Can you print every line of the data below without changing anything, leaving the pictures out of your answer?

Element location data
::::
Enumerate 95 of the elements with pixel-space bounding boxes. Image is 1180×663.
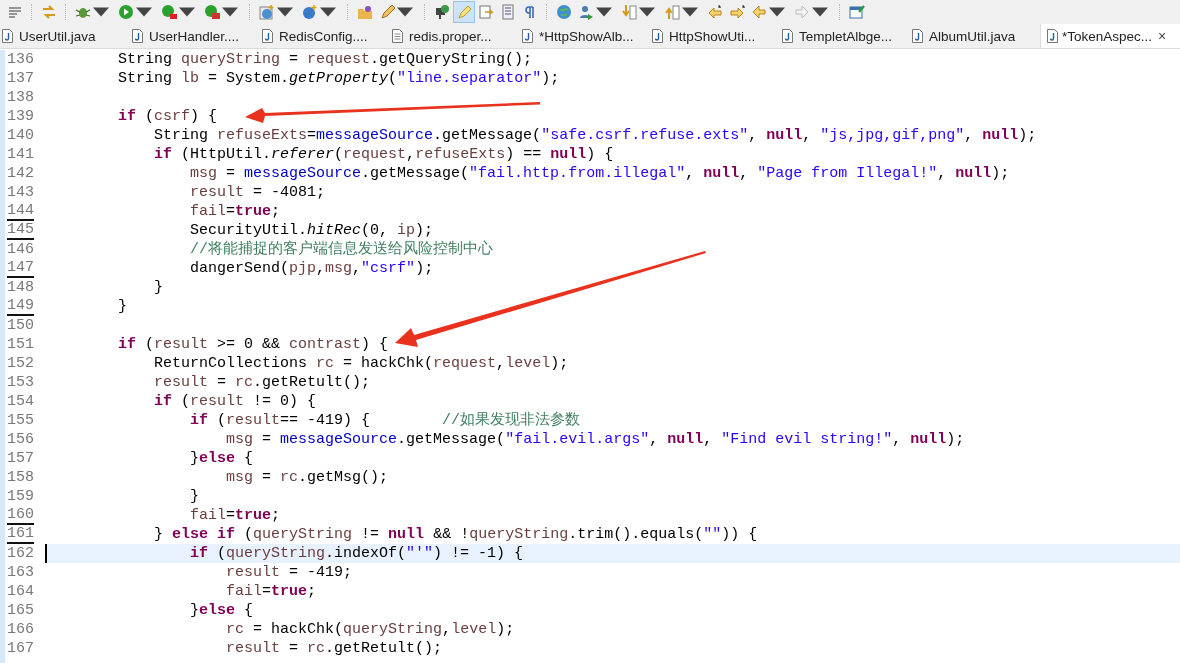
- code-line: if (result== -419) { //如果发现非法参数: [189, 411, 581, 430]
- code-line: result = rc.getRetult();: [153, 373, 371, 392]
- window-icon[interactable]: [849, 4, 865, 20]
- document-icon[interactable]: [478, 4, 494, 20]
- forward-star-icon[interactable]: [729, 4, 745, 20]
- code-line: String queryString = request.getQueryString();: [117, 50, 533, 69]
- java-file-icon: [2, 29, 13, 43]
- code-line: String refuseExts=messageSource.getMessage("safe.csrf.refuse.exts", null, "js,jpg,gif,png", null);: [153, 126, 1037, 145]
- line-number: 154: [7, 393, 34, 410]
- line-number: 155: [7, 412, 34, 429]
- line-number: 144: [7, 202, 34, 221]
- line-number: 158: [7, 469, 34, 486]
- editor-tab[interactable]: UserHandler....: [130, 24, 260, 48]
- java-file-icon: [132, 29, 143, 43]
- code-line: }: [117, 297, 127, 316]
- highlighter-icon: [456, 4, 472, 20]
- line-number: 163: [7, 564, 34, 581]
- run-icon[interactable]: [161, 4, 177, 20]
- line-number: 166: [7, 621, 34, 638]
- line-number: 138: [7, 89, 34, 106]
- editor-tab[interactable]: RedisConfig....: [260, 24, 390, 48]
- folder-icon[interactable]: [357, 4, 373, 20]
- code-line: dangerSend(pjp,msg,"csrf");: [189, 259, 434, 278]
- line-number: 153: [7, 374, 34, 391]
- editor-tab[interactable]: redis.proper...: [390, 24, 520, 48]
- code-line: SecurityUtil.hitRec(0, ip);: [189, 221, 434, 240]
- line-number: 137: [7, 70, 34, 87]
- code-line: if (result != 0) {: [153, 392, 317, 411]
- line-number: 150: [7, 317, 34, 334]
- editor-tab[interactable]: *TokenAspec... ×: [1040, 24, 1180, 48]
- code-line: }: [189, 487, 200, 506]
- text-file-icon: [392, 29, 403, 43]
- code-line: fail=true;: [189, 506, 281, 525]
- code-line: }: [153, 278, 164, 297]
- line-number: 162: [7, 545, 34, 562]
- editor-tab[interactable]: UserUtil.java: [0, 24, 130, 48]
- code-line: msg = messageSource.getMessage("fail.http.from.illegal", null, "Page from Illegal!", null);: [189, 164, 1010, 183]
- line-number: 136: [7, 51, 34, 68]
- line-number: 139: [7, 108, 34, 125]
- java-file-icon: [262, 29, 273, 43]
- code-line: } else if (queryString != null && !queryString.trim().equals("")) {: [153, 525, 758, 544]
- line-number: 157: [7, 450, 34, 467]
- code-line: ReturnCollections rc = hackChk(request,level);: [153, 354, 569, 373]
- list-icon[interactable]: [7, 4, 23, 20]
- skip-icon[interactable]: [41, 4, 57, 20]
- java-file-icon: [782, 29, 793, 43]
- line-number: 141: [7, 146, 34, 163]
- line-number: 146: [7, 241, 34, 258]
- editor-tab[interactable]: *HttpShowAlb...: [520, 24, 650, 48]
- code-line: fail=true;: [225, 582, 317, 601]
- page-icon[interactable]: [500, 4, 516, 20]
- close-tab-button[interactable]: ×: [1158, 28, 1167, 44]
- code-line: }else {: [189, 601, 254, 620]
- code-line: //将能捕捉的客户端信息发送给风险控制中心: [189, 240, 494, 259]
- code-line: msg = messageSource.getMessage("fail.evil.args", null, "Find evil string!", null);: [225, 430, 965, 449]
::::
Full response
Enumerate 95 of the elements with pixel-space bounding boxes. Image is 1180×663.
- code-line: if (result== -419) { //如果发现非法参数: [189, 411, 581, 430]
- code-line: result = rc.getRetult();: [153, 373, 371, 392]
- window-icon[interactable]: [849, 4, 865, 20]
- document-icon[interactable]: [478, 4, 494, 20]
- forward-star-icon[interactable]: [729, 4, 745, 20]
- code-line: String queryString = request.getQueryString();: [117, 50, 533, 69]
- java-file-icon: [2, 29, 13, 43]
- code-line: String refuseExts=messageSource.getMessage("safe.csrf.refuse.exts", null, "js,jpg,gif,png", null);: [153, 126, 1037, 145]
- line-number: 154: [7, 393, 34, 410]
- line-number: 155: [7, 412, 34, 429]
- line-number: 144: [7, 202, 34, 221]
- line-number: 158: [7, 469, 34, 486]
- editor-tab[interactable]: UserHandler....: [130, 24, 260, 48]
- java-file-icon: [132, 29, 143, 43]
- code-line: }: [117, 297, 127, 316]
- highlighter-icon: [456, 4, 472, 20]
- line-number: 163: [7, 564, 34, 581]
- run-icon[interactable]: [161, 4, 177, 20]
- line-number: 166: [7, 621, 34, 638]
- line-number: 138: [7, 89, 34, 106]
- editor-tab[interactable]: RedisConfig....: [260, 24, 390, 48]
- folder-icon[interactable]: [357, 4, 373, 20]
- code-line: dangerSend(pjp,msg,"csrf");: [189, 259, 434, 278]
- line-number: 153: [7, 374, 34, 391]
- editor-tab[interactable]: redis.proper...: [390, 24, 520, 48]
- code-line: SecurityUtil.hitRec(0, ip);: [189, 221, 434, 240]
- line-number: 137: [7, 70, 34, 87]
- code-line: if (result != 0) {: [153, 392, 317, 411]
- line-number: 150: [7, 317, 34, 334]
- editor-tab[interactable]: *TokenAspec... ×: [1040, 24, 1180, 48]
- code-line: }: [189, 487, 200, 506]
- text-file-icon: [392, 29, 403, 43]
- code-line: fail=true;: [189, 506, 281, 525]
- code-line: }: [153, 278, 164, 297]
- line-number: 162: [7, 545, 34, 562]
- editor-tab[interactable]: UserUtil.java: [0, 24, 130, 48]
- code-line: msg = messageSource.getMessage("fail.http.from.illegal", null, "Page from Illegal!", null);: [189, 164, 1010, 183]
- line-number: 136: [7, 51, 34, 68]
- line-number: 139: [7, 108, 34, 125]
- java-file-icon: [262, 29, 273, 43]
- code-line: } else if (queryString != null && !queryString.trim().equals("")) {: [153, 525, 758, 544]
- line-number: 157: [7, 450, 34, 467]
- code-line: ReturnCollections rc = hackChk(request,level);: [153, 354, 569, 373]
- list-icon[interactable]: [7, 4, 23, 20]
- skip-icon[interactable]: [41, 4, 57, 20]
- java-file-icon: [782, 29, 793, 43]
- line-number: 141: [7, 146, 34, 163]
- line-number: 146: [7, 241, 34, 258]
- editor-tab[interactable]: *HttpShowAlb...: [520, 24, 650, 48]
- code-line: fail=true;: [225, 582, 317, 601]
- page-icon[interactable]: [500, 4, 516, 20]
- close-tab-button[interactable]: ×: [1158, 28, 1167, 44]
- code-line: }else {: [189, 601, 254, 620]
- code-line: //将能捕捉的客户端信息发送给风险控制中心: [189, 240, 494, 259]
- code-line: msg = messageSource.getMessage("fail.evil.args", null, "Find evil string!", null);: [225, 430, 965, 449]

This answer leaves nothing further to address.